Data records
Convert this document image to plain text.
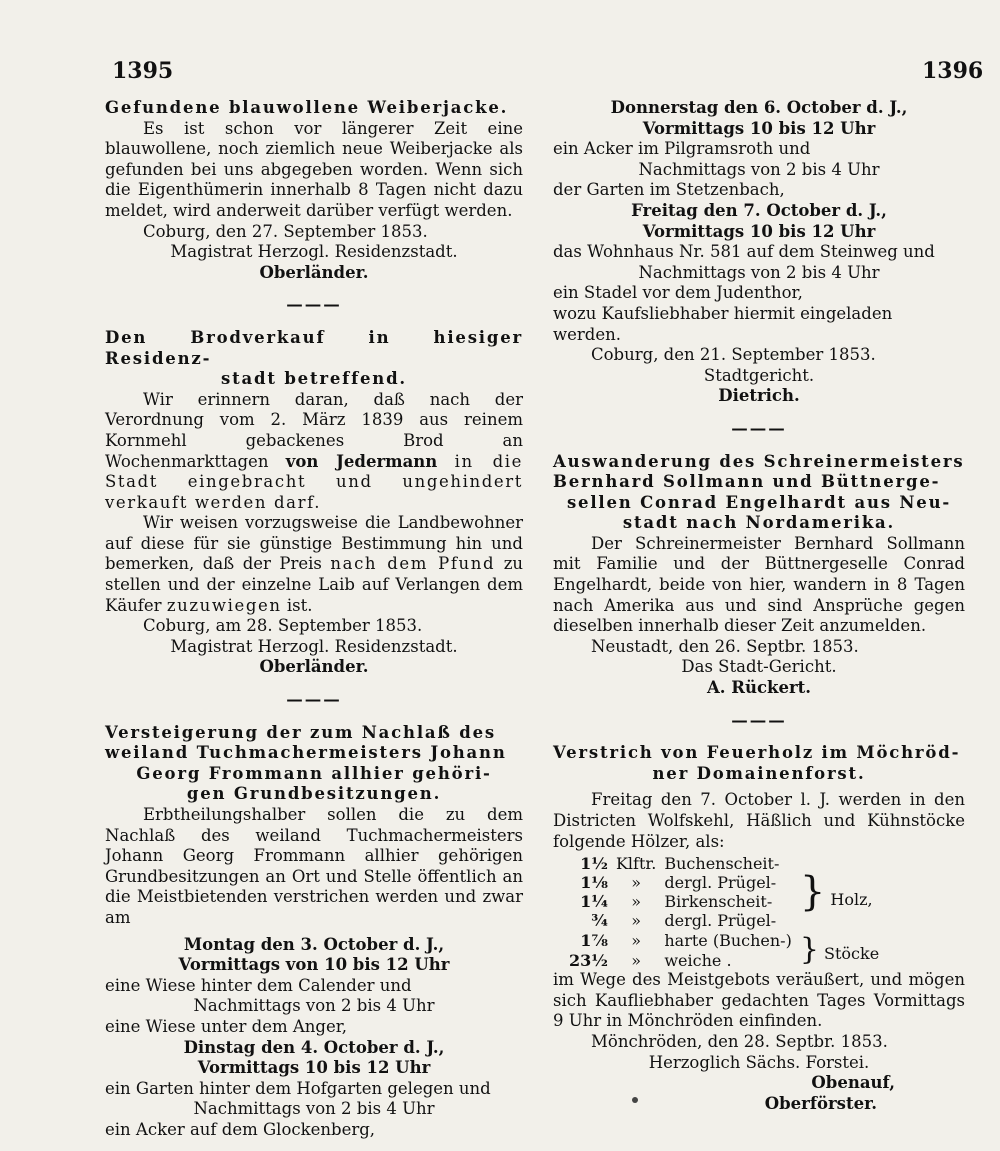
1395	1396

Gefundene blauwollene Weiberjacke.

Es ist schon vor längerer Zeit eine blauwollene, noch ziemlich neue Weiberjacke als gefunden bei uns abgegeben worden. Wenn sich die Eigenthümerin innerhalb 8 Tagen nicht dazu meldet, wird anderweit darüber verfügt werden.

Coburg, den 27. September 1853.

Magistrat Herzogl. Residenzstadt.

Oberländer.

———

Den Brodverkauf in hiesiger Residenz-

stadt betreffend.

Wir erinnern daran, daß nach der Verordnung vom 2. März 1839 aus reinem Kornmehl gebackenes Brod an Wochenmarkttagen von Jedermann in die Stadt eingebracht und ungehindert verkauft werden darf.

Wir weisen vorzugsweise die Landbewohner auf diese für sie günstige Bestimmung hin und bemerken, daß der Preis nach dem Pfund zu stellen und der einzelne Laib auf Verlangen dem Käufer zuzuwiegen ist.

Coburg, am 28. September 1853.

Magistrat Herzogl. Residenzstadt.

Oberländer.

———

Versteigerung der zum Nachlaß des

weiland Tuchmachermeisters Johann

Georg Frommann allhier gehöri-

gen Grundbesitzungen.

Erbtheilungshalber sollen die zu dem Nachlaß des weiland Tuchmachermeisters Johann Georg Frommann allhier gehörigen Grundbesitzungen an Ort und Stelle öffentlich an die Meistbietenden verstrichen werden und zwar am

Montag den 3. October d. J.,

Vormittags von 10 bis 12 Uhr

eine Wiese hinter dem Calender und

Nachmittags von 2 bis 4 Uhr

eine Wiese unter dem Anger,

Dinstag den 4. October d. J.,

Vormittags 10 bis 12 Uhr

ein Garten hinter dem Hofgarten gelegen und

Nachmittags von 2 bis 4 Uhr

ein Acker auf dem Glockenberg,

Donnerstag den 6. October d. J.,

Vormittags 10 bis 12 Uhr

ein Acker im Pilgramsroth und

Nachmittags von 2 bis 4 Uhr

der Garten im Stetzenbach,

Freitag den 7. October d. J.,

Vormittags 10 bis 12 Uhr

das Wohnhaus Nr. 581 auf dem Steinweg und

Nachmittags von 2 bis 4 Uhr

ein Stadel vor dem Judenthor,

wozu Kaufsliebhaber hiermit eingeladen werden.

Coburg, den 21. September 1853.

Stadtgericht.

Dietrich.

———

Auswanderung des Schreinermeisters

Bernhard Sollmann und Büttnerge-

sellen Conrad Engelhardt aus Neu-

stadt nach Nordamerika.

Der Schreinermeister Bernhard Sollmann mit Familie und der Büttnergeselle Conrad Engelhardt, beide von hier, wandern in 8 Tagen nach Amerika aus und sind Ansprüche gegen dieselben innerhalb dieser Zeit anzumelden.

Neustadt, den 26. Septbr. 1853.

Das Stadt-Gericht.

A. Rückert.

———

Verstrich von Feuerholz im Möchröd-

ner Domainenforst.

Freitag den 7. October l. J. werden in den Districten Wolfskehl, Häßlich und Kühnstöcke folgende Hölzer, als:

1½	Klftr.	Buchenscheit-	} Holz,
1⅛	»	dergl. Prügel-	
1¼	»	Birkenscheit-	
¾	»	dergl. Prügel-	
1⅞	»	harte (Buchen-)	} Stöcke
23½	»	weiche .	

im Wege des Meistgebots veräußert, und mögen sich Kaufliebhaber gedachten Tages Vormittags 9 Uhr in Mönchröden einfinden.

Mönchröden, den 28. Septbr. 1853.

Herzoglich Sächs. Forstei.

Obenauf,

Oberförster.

---

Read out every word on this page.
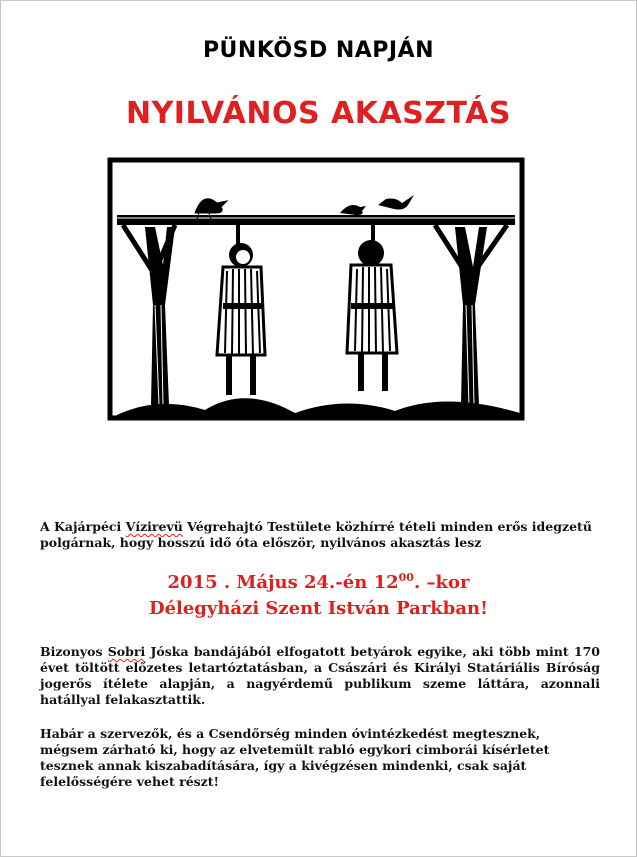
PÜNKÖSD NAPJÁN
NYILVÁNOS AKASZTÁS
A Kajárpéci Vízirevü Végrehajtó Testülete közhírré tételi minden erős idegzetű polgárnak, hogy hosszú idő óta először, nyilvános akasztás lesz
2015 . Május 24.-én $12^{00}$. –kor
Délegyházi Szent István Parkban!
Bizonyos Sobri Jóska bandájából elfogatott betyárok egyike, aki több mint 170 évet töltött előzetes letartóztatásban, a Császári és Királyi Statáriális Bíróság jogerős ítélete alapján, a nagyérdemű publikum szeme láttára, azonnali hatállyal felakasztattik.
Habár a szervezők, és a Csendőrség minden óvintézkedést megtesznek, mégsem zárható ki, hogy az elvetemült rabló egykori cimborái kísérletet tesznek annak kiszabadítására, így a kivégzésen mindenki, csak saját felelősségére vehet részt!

...

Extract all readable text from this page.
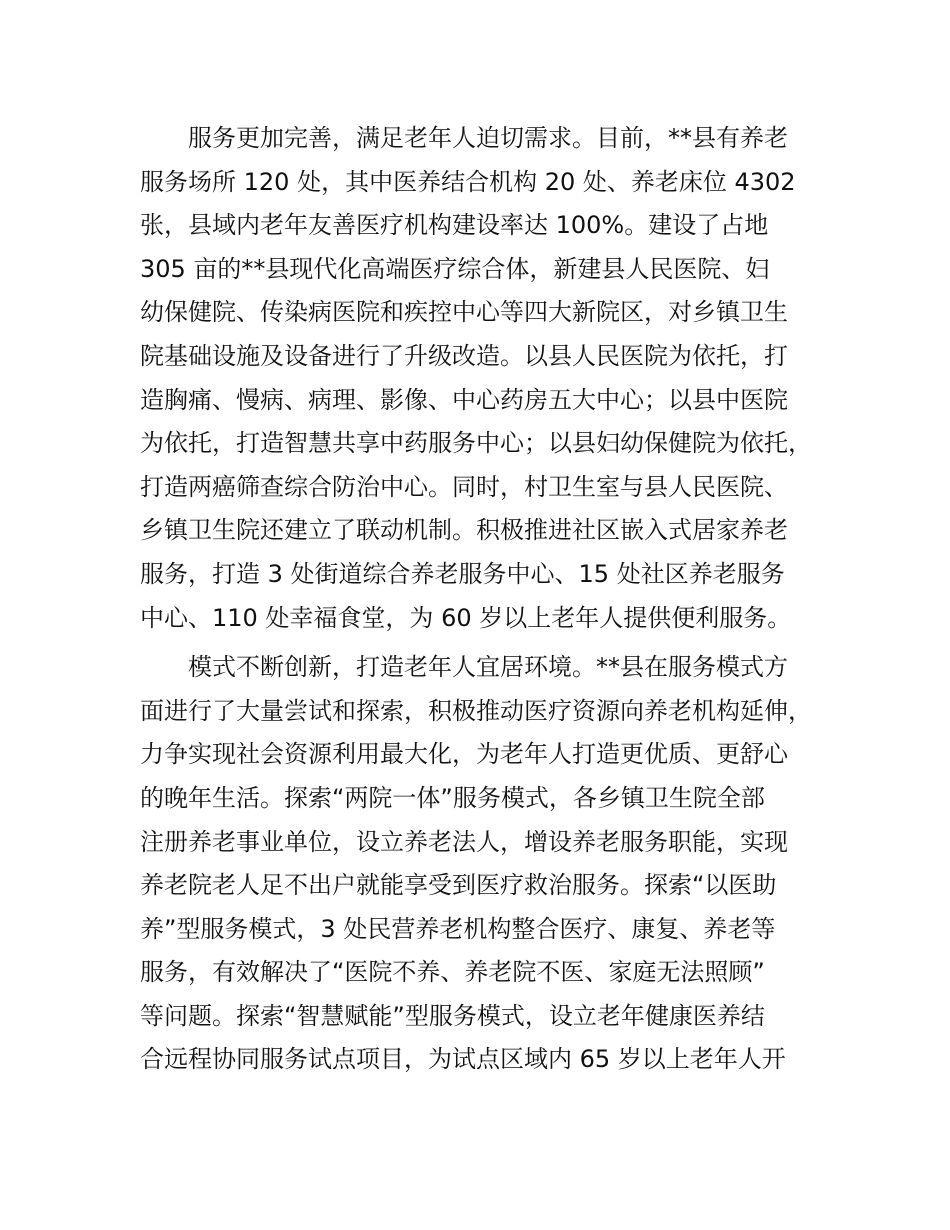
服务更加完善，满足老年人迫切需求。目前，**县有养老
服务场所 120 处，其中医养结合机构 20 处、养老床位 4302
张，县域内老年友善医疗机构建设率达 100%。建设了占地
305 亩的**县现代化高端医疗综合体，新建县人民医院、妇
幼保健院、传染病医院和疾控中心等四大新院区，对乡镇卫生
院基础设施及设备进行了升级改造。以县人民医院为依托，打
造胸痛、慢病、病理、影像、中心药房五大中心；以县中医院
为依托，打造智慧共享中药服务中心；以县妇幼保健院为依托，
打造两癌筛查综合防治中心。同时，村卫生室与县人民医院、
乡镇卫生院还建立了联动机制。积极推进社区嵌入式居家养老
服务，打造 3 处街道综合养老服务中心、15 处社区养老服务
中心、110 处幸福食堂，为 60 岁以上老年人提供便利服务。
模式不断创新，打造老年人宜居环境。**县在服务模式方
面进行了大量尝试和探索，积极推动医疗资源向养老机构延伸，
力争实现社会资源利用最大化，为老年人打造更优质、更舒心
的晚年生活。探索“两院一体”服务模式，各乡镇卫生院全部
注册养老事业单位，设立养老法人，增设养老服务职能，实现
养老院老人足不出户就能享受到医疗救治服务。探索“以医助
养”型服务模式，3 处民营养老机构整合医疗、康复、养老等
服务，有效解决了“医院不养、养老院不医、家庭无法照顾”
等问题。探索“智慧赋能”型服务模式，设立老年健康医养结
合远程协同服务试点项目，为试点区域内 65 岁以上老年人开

▶ TASK STATEMENT
Pull out every line of the entries that includes the word "Sollmann".

▶ TASK OUTPUT
Bernhard Sollmann und Büttnerge-
Der Schreinermeister Bernhard Sollmann mit Familie und der Büttnergeselle Conrad Engelhardt, beide von hier, wandern in 8 Tagen nach Amerika aus und sind Ansprüche gegen dieselben innerhalb dieser Zeit anzumelden.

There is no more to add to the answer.